● EXERCISE OBJECTIVE
Repeat the material verbatim. Images are excluded from the copy.
--*--
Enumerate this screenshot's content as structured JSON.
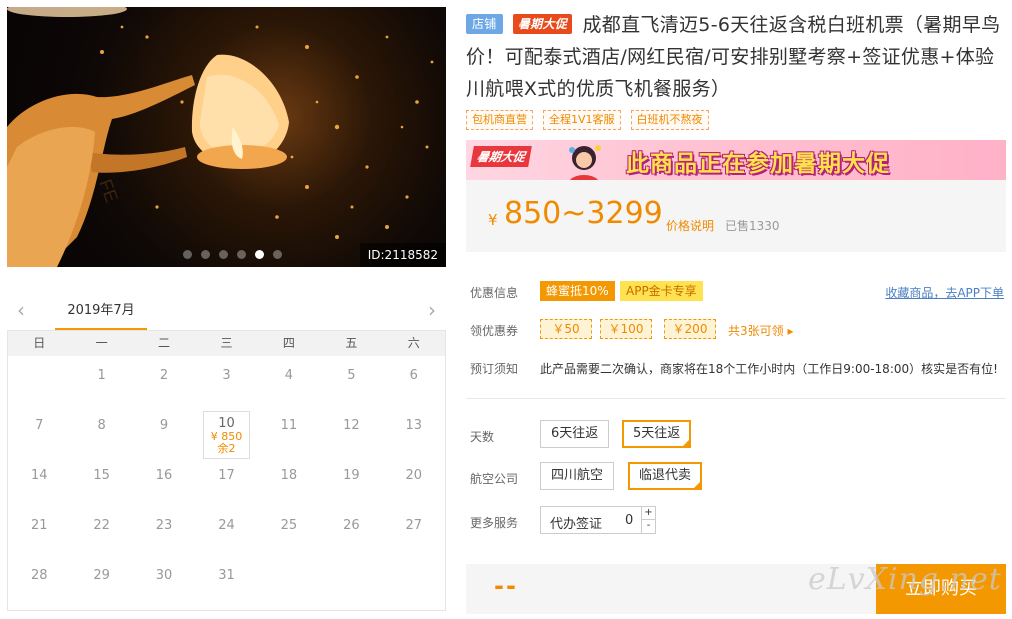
{
  "photo": {
    "id_label": "ID:2118582",
    "dots_count": 6,
    "active_dot_index": 4
  },
  "calendar": {
    "prev_icon": "chevron-left-icon",
    "next_icon": "chevron-right-icon",
    "month_label": "2019年7月",
    "weekdays": [
      "日",
      "一",
      "二",
      "三",
      "四",
      "五",
      "六"
    ],
    "days": [
      "",
      "1",
      "2",
      "3",
      "4",
      "5",
      "6",
      "7",
      "8",
      "9",
      "10",
      "11",
      "12",
      "13",
      "14",
      "15",
      "16",
      "17",
      "18",
      "19",
      "20",
      "21",
      "22",
      "23",
      "24",
      "25",
      "26",
      "27",
      "28",
      "29",
      "30",
      "31"
    ],
    "available": {
      "day": "10",
      "price": "¥ 850",
      "stock": "余2"
    }
  },
  "product": {
    "tag_shop": "店铺",
    "tag_promo": "暑期大促",
    "title": "成都直飞清迈5-6天往返含税白班机票（暑期早鸟价！可配泰式酒店/网红民宿/可安排别墅考察+签证优惠+体验川航喂X式的优质飞机餐服务）",
    "features": [
      "包机商直营",
      "全程1V1客服",
      "白班机不熬夜"
    ]
  },
  "banner": {
    "tag": "暑期大促",
    "text": "此商品正在参加暑期大促"
  },
  "price": {
    "currency": "¥",
    "range": "850~3299",
    "note_link": "价格说明",
    "sold": "已售1330"
  },
  "info": {
    "discount_label": "优惠信息",
    "discount_badge": "蜂蜜抵10%",
    "app_badge": "APP金卡专享",
    "favorite_link": "收藏商品，去APP下单",
    "coupon_label": "领优惠券",
    "coupons": [
      "￥50",
      "￥100",
      "￥200"
    ],
    "coupon_more": "共3张可领 ▸",
    "notice_label": "预订须知",
    "notice_text": "此产品需要二次确认，商家将在18个工作小时内（工作日9:00-18:00）核实是否有位!"
  },
  "options": {
    "days_label": "天数",
    "days": [
      "6天往返",
      "5天往返"
    ],
    "days_selected": 1,
    "airline_label": "航空公司",
    "airlines": [
      "四川航空",
      "临退代卖"
    ],
    "airline_selected": 1,
    "service_label": "更多服务",
    "service_name": "代办签证",
    "service_qty": "0",
    "plus": "+",
    "minus": "-"
  },
  "buy": {
    "total": "--",
    "button": "立即购买"
  },
  "watermark": "eLvXing.net",
  "colors": {
    "accent": "#f39800",
    "price": "#f08a00",
    "link": "#4a7fc1",
    "shop_tag": "#6ea7e6",
    "promo_tag": "#e84a1b"
  }
}
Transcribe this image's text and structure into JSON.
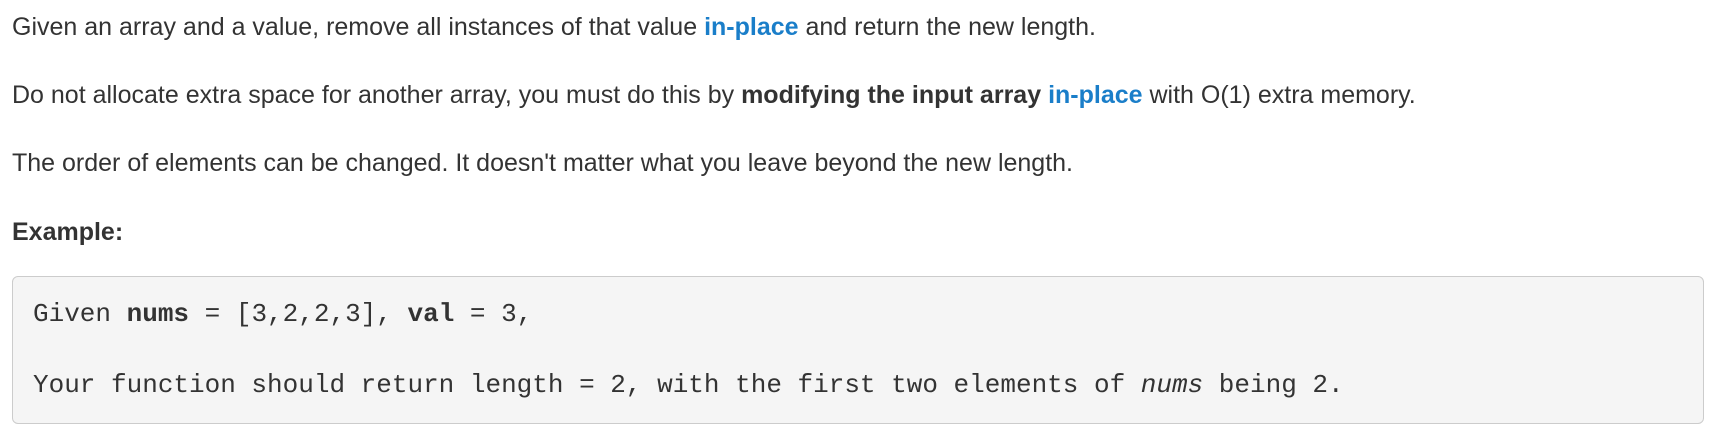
{
  "paragraphs": {
    "p1": {
      "text_a": "Given an array and a value, remove all instances of that value ",
      "link": "in-place",
      "text_b": " and return the new length."
    },
    "p2": {
      "text_a": "Do not allocate extra space for another array, you must do this by ",
      "bold": "modifying the input array",
      "text_b": " ",
      "link": "in-place",
      "text_c": " with O(1) extra memory."
    },
    "p3": {
      "text": "The order of elements can be changed. It doesn't matter what you leave beyond the new length."
    }
  },
  "example": {
    "heading": "Example:",
    "code_line_1": {
      "a": "Given ",
      "nums_label": "nums",
      "b": " = [3,2,2,3], ",
      "val_label": "val",
      "c": " = 3,"
    },
    "code_line_2": {
      "a": "Your function should return length = 2, with the first two elements of ",
      "nums_ital": "nums",
      "b": " being 2."
    }
  },
  "colors": {
    "link": "#1a7ec9",
    "text": "#333333",
    "code_background": "#f5f5f5",
    "code_border": "#cccccc"
  }
}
--*--
● SOLUTION FOR THIS TASK
Enumerate this screenshot's content as structured JSON.
{
  "photo": {
    "id_label": "ID:2118582",
    "dots_count": 6,
    "active_dot_index": 4
  },
  "calendar": {
    "prev_icon": "chevron-left-icon",
    "next_icon": "chevron-right-icon",
    "month_label": "2019年7月",
    "weekdays": [
      "日",
      "一",
      "二",
      "三",
      "四",
      "五",
      "六"
    ],
    "days": [
      "",
      "1",
      "2",
      "3",
      "4",
      "5",
      "6",
      "7",
      "8",
      "9",
      "10",
      "11",
      "12",
      "13",
      "14",
      "15",
      "16",
      "17",
      "18",
      "19",
      "20",
      "21",
      "22",
      "23",
      "24",
      "25",
      "26",
      "27",
      "28",
      "29",
      "30",
      "31"
    ],
    "available": {
      "day": "10",
      "price": "¥ 850",
      "stock": "余2"
    }
  },
  "product": {
    "tag_shop": "店铺",
    "tag_promo": "暑期大促",
    "title": "成都直飞清迈5-6天往返含税白班机票（暑期早鸟价！可配泰式酒店/网红民宿/可安排别墅考察+签证优惠+体验川航喂X式的优质飞机餐服务）",
    "features": [
      "包机商直营",
      "全程1V1客服",
      "白班机不熬夜"
    ]
  },
  "banner": {
    "tag": "暑期大促",
    "text": "此商品正在参加暑期大促"
  },
  "price": {
    "currency": "¥",
    "range": "850~3299",
    "note_link": "价格说明",
    "sold": "已售1330"
  },
  "info": {
    "discount_label": "优惠信息",
    "discount_badge": "蜂蜜抵10%",
    "app_badge": "APP金卡专享",
    "favorite_link": "收藏商品，去APP下单",
    "coupon_label": "领优惠券",
    "coupons": [
      "￥50",
      "￥100",
      "￥200"
    ],
    "coupon_more": "共3张可领 ▸",
    "notice_label": "预订须知",
    "notice_text": "此产品需要二次确认，商家将在18个工作小时内（工作日9:00-18:00）核实是否有位!"
  },
  "options": {
    "days_label": "天数",
    "days": [
      "6天往返",
      "5天往返"
    ],
    "days_selected": 1,
    "airline_label": "航空公司",
    "airlines": [
      "四川航空",
      "临退代卖"
    ],
    "airline_selected": 1,
    "service_label": "更多服务",
    "service_name": "代办签证",
    "service_qty": "0",
    "plus": "+",
    "minus": "-"
  },
  "buy": {
    "total": "--",
    "button": "立即购买"
  },
  "watermark": "eLvXing.net",
  "colors": {
    "accent": "#f39800",
    "price": "#f08a00",
    "link": "#4a7fc1",
    "shop_tag": "#6ea7e6",
    "promo_tag": "#e84a1b"
  }
}
Transcribe this image's text and structure into JSON.
{
  "paragraphs": {
    "p1": {
      "text_a": "Given an array and a value, remove all instances of that value ",
      "link": "in-place",
      "text_b": " and return the new length."
    },
    "p2": {
      "text_a": "Do not allocate extra space for another array, you must do this by ",
      "bold": "modifying the input array",
      "text_b": " ",
      "link": "in-place",
      "text_c": " with O(1) extra memory."
    },
    "p3": {
      "text": "The order of elements can be changed. It doesn't matter what you leave beyond the new length."
    }
  },
  "example": {
    "heading": "Example:",
    "code_line_1": {
      "a": "Given ",
      "nums_label": "nums",
      "b": " = [3,2,2,3], ",
      "val_label": "val",
      "c": " = 3,"
    },
    "code_line_2": {
      "a": "Your function should return length = 2, with the first two elements of ",
      "nums_ital": "nums",
      "b": " being 2."
    }
  },
  "colors": {
    "link": "#1a7ec9",
    "text": "#333333",
    "code_background": "#f5f5f5",
    "code_border": "#cccccc"
  }
}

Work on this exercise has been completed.